═══ DATA PROVIDED
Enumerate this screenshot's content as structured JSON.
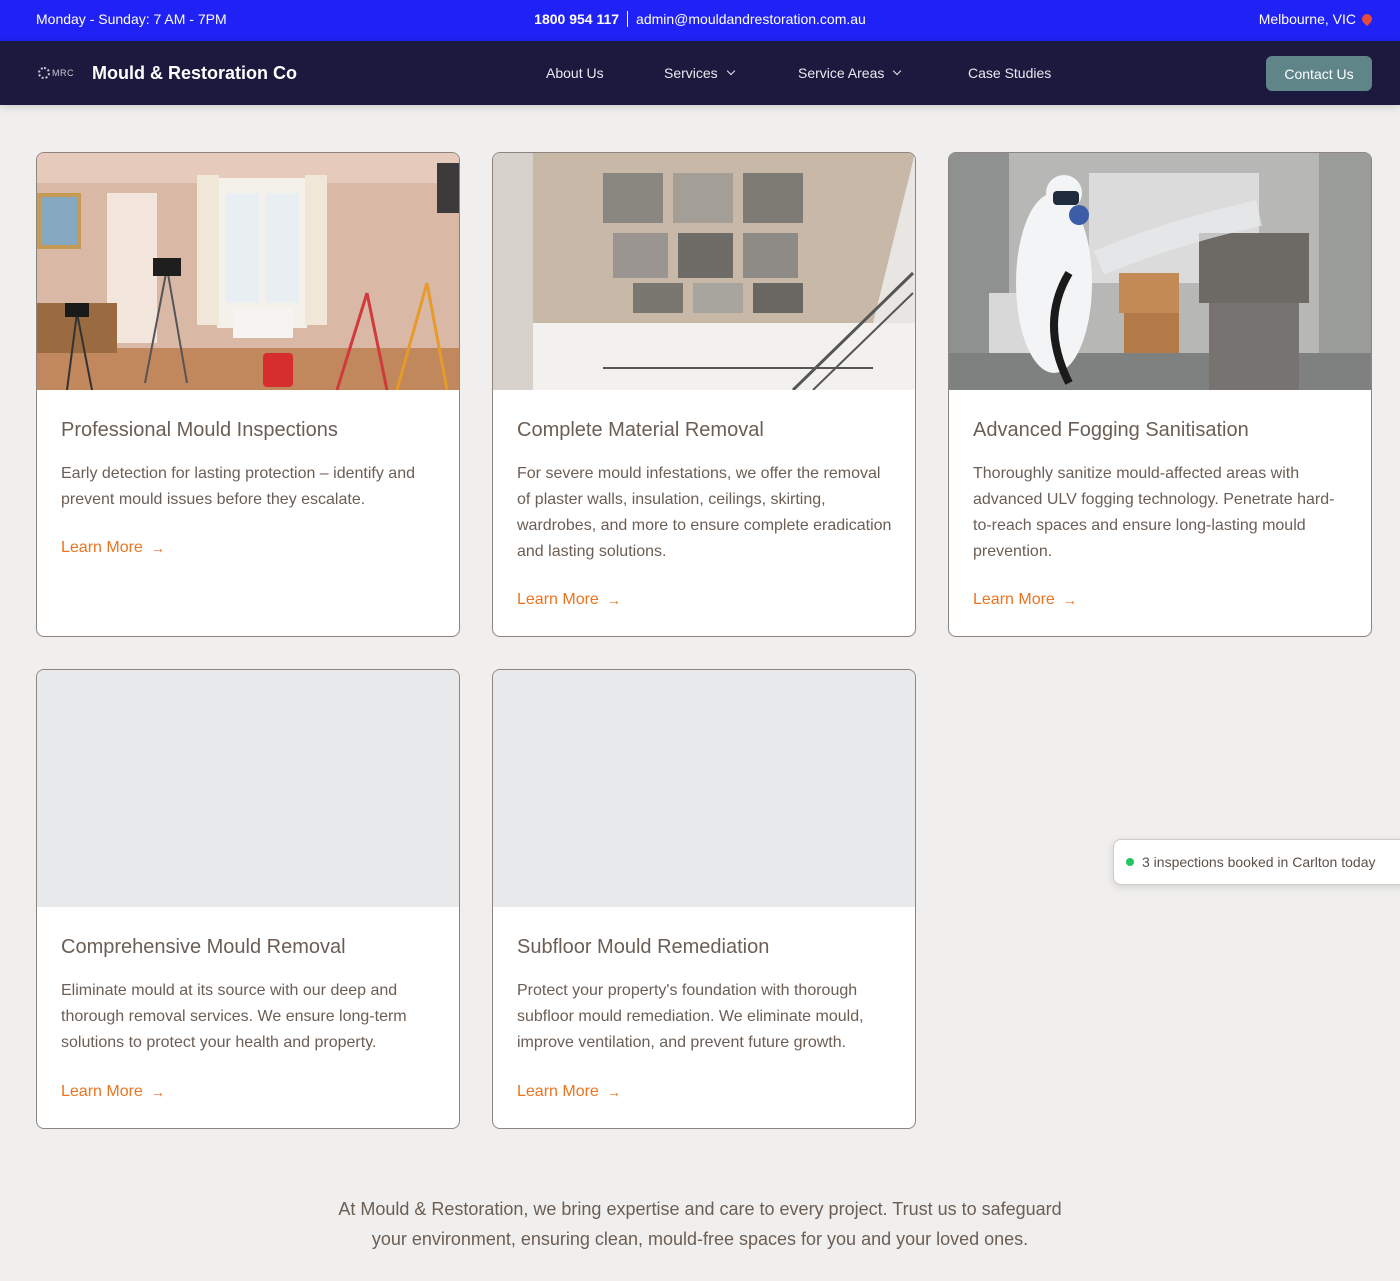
{
  "topbar": {
    "hours": "Monday - Sunday: 7 AM - 7PM",
    "phone": "1800 954 117",
    "email": "admin@mouldandrestoration.com.au",
    "location": "Melbourne, VIC"
  },
  "nav": {
    "logo_text": "MRC",
    "brand": "Mould & Restoration Co",
    "items": [
      {
        "label": "About Us"
      },
      {
        "label": "Services"
      },
      {
        "label": "Service Areas"
      },
      {
        "label": "Case Studies"
      }
    ],
    "cta": "Contact Us"
  },
  "cards": [
    {
      "title": "Professional Mould Inspections",
      "text": "Early detection for lasting protection – identify and prevent mould issues before they escalate.",
      "link": "Learn More"
    },
    {
      "title": "Complete Material Removal",
      "text": "For severe mould infestations, we offer the removal of plaster walls, insulation, ceilings, skirting, wardrobes, and more to ensure complete eradication and lasting solutions.",
      "link": "Learn More"
    },
    {
      "title": "Advanced Fogging Sanitisation",
      "text": "Thoroughly sanitize mould-affected areas with advanced ULV fogging technology. Penetrate hard-to-reach spaces and ensure long-lasting mould prevention.",
      "link": "Learn More"
    },
    {
      "title": "Comprehensive Mould Removal",
      "text": "Eliminate mould at its source with our deep and thorough removal services. We ensure long-term solutions to protect your health and property.",
      "link": "Learn More"
    },
    {
      "title": "Subfloor Mould Remediation",
      "text": "Protect your property's foundation with thorough subfloor mould remediation. We eliminate mould, improve ventilation, and prevent future growth.",
      "link": "Learn More"
    }
  ],
  "footer": {
    "text": "At Mould & Restoration, we bring expertise and care to every project. Trust us to safeguard your environment, ensuring clean, mould-free spaces for you and your loved ones."
  },
  "toast": {
    "text": "3 inspections booked in Carlton today"
  }
}
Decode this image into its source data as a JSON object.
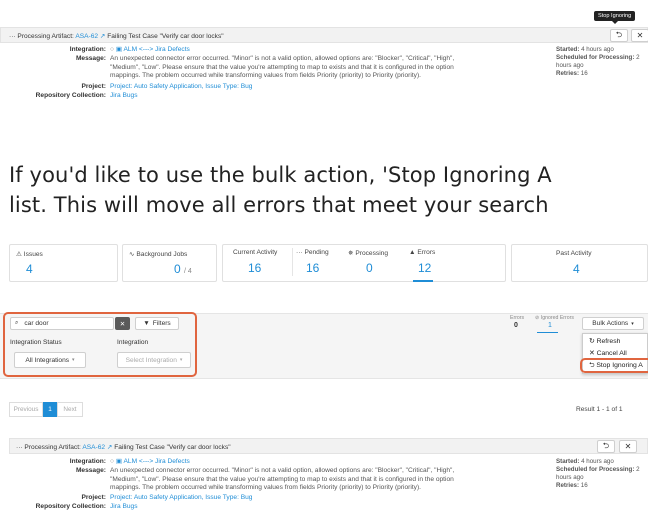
{
  "tooltip": "Stop Ignoring",
  "artifact_top": {
    "prefix": "··· Processing Artifact:",
    "artifact_id": "ASA-62",
    "title": "Failing Test Case \"Verify car door locks\"",
    "labels": {
      "integration": "Integration:",
      "message": "Message:",
      "project": "Project:",
      "repository": "Repository Collection:"
    },
    "integration": "ALM <---> Jira Defects",
    "message_lines": [
      "An unexpected connector error occurred. \"Minor\" is not a valid option, allowed options are: \"Blocker\", \"Critical\", \"High\",",
      "\"Medium\", \"Low\". Please ensure that the value you're attempting to map to exists and that it is configured in the option",
      "mappings. The problem occurred while transforming values from fields Priority (priority) to Priority (priority)."
    ],
    "project": "Project: Auto Safety Application, Issue Type: Bug",
    "repository": "Jira Bugs",
    "started_label": "Started:",
    "started": "4 hours ago",
    "scheduled_label": "Scheduled for Processing:",
    "scheduled_value_a": "2",
    "scheduled_value_b": "hours ago",
    "retries_label": "Retries:",
    "retries": "16"
  },
  "instruction_lines": [
    "If you'd like to use the bulk action, 'Stop Ignoring A",
    "list.  This will move all errors that meet your search"
  ],
  "stats": {
    "issues": {
      "label": "Issues",
      "value": "4"
    },
    "background_jobs": {
      "label": "Background Jobs",
      "value": "0",
      "denom": "/ 4"
    },
    "current_activity": {
      "label": "Current Activity",
      "value": "16"
    },
    "pending": {
      "label": "Pending",
      "value": "16"
    },
    "processing": {
      "label": "Processing",
      "value": "0"
    },
    "errors": {
      "label": "Errors",
      "value": "12"
    },
    "past_activity": {
      "label": "Past Activity",
      "value": "4"
    }
  },
  "filters": {
    "search_value": "car door",
    "filters_button": "Filters",
    "integration_status_label": "Integration Status",
    "integration_status_value": "All Integrations",
    "integration_label": "Integration",
    "integration_placeholder": "Select Integration",
    "errors_small_label": "Errors",
    "errors_small_value": "0",
    "ignored_errors_label": "Ignored Errors",
    "ignored_errors_value": "1",
    "bulk_actions": "Bulk Actions"
  },
  "bulk_menu": [
    "Refresh",
    "Cancel All",
    "Stop Ignoring A"
  ],
  "pagination": {
    "previous": "Previous",
    "current": "1",
    "next": "Next",
    "result": "Result 1 - 1 of 1"
  },
  "colors": {
    "link": "#1f8dd6",
    "highlight": "#e0653f",
    "tooltip_bg": "#222222"
  }
}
══════
- _EXERCISE BRIEF_: Transcribe the preceding listing in its entirety and with exact wording, leaving out pictures.

- _RESPONSE TO THIS EXERCISE_:
Enumerate this screenshot's content as structured JSON.
{
  "topbar": {
    "hours": "Monday - Sunday: 7 AM - 7PM",
    "phone": "1800 954 117",
    "email": "admin@mouldandrestoration.com.au",
    "location": "Melbourne, VIC"
  },
  "nav": {
    "logo_text": "MRC",
    "brand": "Mould & Restoration Co",
    "items": [
      {
        "label": "About Us"
      },
      {
        "label": "Services"
      },
      {
        "label": "Service Areas"
      },
      {
        "label": "Case Studies"
      }
    ],
    "cta": "Contact Us"
  },
  "cards": [
    {
      "title": "Professional Mould Inspections",
      "text": "Early detection for lasting protection – identify and prevent mould issues before they escalate.",
      "link": "Learn More"
    },
    {
      "title": "Complete Material Removal",
      "text": "For severe mould infestations, we offer the removal of plaster walls, insulation, ceilings, skirting, wardrobes, and more to ensure complete eradication and lasting solutions.",
      "link": "Learn More"
    },
    {
      "title": "Advanced Fogging Sanitisation",
      "text": "Thoroughly sanitize mould-affected areas with advanced ULV fogging technology. Penetrate hard-to-reach spaces and ensure long-lasting mould prevention.",
      "link": "Learn More"
    },
    {
      "title": "Comprehensive Mould Removal",
      "text": "Eliminate mould at its source with our deep and thorough removal services. We ensure long-term solutions to protect your health and property.",
      "link": "Learn More"
    },
    {
      "title": "Subfloor Mould Remediation",
      "text": "Protect your property's foundation with thorough subfloor mould remediation. We eliminate mould, improve ventilation, and prevent future growth.",
      "link": "Learn More"
    }
  ],
  "footer": {
    "text": "At Mould & Restoration, we bring expertise and care to every project. Trust us to safeguard your environment, ensuring clean, mould-free spaces for you and your loved ones."
  },
  "toast": {
    "text": "3 inspections booked in Carlton today"
  }
}
Decode this image into its source data as a JSON object.
{
  "tooltip": "Stop Ignoring",
  "artifact_top": {
    "prefix": "··· Processing Artifact:",
    "artifact_id": "ASA-62",
    "title": "Failing Test Case \"Verify car door locks\"",
    "labels": {
      "integration": "Integration:",
      "message": "Message:",
      "project": "Project:",
      "repository": "Repository Collection:"
    },
    "integration": "ALM <---> Jira Defects",
    "message_lines": [
      "An unexpected connector error occurred. \"Minor\" is not a valid option, allowed options are: \"Blocker\", \"Critical\", \"High\",",
      "\"Medium\", \"Low\". Please ensure that the value you're attempting to map to exists and that it is configured in the option",
      "mappings. The problem occurred while transforming values from fields Priority (priority) to Priority (priority)."
    ],
    "project": "Project: Auto Safety Application, Issue Type: Bug",
    "repository": "Jira Bugs",
    "started_label": "Started:",
    "started": "4 hours ago",
    "scheduled_label": "Scheduled for Processing:",
    "scheduled_value_a": "2",
    "scheduled_value_b": "hours ago",
    "retries_label": "Retries:",
    "retries": "16"
  },
  "instruction_lines": [
    "If you'd like to use the bulk action, 'Stop Ignoring A",
    "list.  This will move all errors that meet your search"
  ],
  "stats": {
    "issues": {
      "label": "Issues",
      "value": "4"
    },
    "background_jobs": {
      "label": "Background Jobs",
      "value": "0",
      "denom": "/ 4"
    },
    "current_activity": {
      "label": "Current Activity",
      "value": "16"
    },
    "pending": {
      "label": "Pending",
      "value": "16"
    },
    "processing": {
      "label": "Processing",
      "value": "0"
    },
    "errors": {
      "label": "Errors",
      "value": "12"
    },
    "past_activity": {
      "label": "Past Activity",
      "value": "4"
    }
  },
  "filters": {
    "search_value": "car door",
    "filters_button": "Filters",
    "integration_status_label": "Integration Status",
    "integration_status_value": "All Integrations",
    "integration_label": "Integration",
    "integration_placeholder": "Select Integration",
    "errors_small_label": "Errors",
    "errors_small_value": "0",
    "ignored_errors_label": "Ignored Errors",
    "ignored_errors_value": "1",
    "bulk_actions": "Bulk Actions"
  },
  "bulk_menu": [
    "Refresh",
    "Cancel All",
    "Stop Ignoring A"
  ],
  "pagination": {
    "previous": "Previous",
    "current": "1",
    "next": "Next",
    "result": "Result 1 - 1 of 1"
  },
  "colors": {
    "link": "#1f8dd6",
    "highlight": "#e0653f",
    "tooltip_bg": "#222222"
  }
}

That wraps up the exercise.